- [What is needed]
Show, in full, each line of the data that contains "프로펠러를".

>> START The records

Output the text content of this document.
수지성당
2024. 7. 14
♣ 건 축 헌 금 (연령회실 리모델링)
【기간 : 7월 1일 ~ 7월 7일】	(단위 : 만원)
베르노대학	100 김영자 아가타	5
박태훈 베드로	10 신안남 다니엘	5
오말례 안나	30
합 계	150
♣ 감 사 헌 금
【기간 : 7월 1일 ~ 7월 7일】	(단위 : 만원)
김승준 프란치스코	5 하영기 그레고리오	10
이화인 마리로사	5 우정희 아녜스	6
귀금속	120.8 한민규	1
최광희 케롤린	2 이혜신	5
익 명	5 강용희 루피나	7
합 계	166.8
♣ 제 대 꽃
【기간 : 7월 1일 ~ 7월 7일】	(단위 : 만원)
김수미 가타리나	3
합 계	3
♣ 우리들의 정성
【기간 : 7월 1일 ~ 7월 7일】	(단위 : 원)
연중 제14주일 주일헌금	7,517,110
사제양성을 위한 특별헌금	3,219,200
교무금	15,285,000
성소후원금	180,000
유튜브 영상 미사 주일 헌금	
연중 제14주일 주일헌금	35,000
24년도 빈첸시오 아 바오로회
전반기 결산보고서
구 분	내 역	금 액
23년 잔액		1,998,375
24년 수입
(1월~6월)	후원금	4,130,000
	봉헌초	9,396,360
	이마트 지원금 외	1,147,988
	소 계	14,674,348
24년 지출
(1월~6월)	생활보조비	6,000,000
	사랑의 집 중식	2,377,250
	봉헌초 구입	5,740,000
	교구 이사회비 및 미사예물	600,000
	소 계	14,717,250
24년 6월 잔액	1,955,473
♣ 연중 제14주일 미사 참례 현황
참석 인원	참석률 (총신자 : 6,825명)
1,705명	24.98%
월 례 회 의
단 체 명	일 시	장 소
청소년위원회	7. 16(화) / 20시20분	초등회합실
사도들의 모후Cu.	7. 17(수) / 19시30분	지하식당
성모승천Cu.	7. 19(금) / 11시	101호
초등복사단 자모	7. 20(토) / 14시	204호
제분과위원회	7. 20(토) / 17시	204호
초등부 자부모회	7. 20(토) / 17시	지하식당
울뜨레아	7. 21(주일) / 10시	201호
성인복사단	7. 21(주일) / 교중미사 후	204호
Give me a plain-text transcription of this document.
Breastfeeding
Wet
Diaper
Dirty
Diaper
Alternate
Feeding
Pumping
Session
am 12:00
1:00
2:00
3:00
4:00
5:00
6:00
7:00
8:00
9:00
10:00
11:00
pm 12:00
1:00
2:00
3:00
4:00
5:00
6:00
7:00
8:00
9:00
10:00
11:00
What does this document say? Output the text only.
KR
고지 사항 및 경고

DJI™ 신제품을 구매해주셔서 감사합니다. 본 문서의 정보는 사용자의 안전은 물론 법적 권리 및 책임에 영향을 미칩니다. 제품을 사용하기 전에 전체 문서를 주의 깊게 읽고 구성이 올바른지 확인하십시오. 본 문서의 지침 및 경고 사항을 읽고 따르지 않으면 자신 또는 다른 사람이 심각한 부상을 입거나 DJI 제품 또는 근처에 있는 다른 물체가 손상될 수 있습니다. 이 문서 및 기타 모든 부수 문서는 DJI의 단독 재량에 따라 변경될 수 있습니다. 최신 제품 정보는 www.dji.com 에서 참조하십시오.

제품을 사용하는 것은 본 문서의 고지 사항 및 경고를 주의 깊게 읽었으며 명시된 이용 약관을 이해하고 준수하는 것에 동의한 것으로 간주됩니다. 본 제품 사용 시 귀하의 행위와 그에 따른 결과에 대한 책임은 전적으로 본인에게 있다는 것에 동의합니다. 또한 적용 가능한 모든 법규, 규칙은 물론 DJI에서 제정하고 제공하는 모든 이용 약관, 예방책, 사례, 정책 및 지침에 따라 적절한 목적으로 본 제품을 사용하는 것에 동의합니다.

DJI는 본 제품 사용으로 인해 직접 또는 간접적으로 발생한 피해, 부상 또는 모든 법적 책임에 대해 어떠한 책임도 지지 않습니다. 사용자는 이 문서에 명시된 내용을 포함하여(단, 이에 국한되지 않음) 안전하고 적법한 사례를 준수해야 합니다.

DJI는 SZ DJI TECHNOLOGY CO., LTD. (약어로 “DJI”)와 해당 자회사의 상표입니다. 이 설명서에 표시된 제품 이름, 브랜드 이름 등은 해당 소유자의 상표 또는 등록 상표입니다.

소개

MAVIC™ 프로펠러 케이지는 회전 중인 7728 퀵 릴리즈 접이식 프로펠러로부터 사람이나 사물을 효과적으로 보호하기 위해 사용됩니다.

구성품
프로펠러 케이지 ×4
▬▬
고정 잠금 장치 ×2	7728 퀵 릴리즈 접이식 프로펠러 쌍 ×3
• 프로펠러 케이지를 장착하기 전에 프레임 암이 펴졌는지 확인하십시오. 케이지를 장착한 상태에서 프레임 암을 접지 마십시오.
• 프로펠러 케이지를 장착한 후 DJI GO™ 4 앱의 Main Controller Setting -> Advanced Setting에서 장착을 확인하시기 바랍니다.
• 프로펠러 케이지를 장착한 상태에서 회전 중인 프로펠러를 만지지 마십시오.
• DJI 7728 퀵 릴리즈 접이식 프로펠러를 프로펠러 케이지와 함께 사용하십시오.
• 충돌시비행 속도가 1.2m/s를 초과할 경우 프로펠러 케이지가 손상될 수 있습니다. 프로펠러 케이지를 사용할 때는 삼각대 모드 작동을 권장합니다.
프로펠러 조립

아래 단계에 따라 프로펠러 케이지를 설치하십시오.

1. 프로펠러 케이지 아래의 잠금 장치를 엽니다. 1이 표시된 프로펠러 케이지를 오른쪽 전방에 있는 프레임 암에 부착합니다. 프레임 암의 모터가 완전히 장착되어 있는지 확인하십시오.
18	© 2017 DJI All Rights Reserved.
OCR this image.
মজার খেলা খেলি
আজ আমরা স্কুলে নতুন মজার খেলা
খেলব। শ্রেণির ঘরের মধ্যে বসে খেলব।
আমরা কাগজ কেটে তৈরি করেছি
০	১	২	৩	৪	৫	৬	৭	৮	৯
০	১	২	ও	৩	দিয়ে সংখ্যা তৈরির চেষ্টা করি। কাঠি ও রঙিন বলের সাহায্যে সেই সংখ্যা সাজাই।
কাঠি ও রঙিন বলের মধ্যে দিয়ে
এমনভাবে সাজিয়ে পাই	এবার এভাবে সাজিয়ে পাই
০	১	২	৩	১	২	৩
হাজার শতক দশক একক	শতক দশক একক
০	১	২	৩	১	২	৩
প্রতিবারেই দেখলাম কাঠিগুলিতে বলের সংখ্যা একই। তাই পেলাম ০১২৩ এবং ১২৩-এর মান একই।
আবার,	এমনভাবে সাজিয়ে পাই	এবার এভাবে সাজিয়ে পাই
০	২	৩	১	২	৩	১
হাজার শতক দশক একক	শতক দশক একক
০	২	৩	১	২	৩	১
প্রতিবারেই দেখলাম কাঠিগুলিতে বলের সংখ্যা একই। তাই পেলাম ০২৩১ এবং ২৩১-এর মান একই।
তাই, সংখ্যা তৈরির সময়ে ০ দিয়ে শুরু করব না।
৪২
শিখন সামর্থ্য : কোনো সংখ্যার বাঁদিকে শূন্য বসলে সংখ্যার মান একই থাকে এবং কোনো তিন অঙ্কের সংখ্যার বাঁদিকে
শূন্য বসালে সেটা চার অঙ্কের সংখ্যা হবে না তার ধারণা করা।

>> END The records

- [Output of the exercise]
• 프로펠러 케이지를 장착한 상태에서 회전 중인 프로펠러를 만지지 마십시오.
• DJI 7728 퀵 릴리즈 접이식 프로펠러를 프로펠러 케이지와 함께 사용하십시오.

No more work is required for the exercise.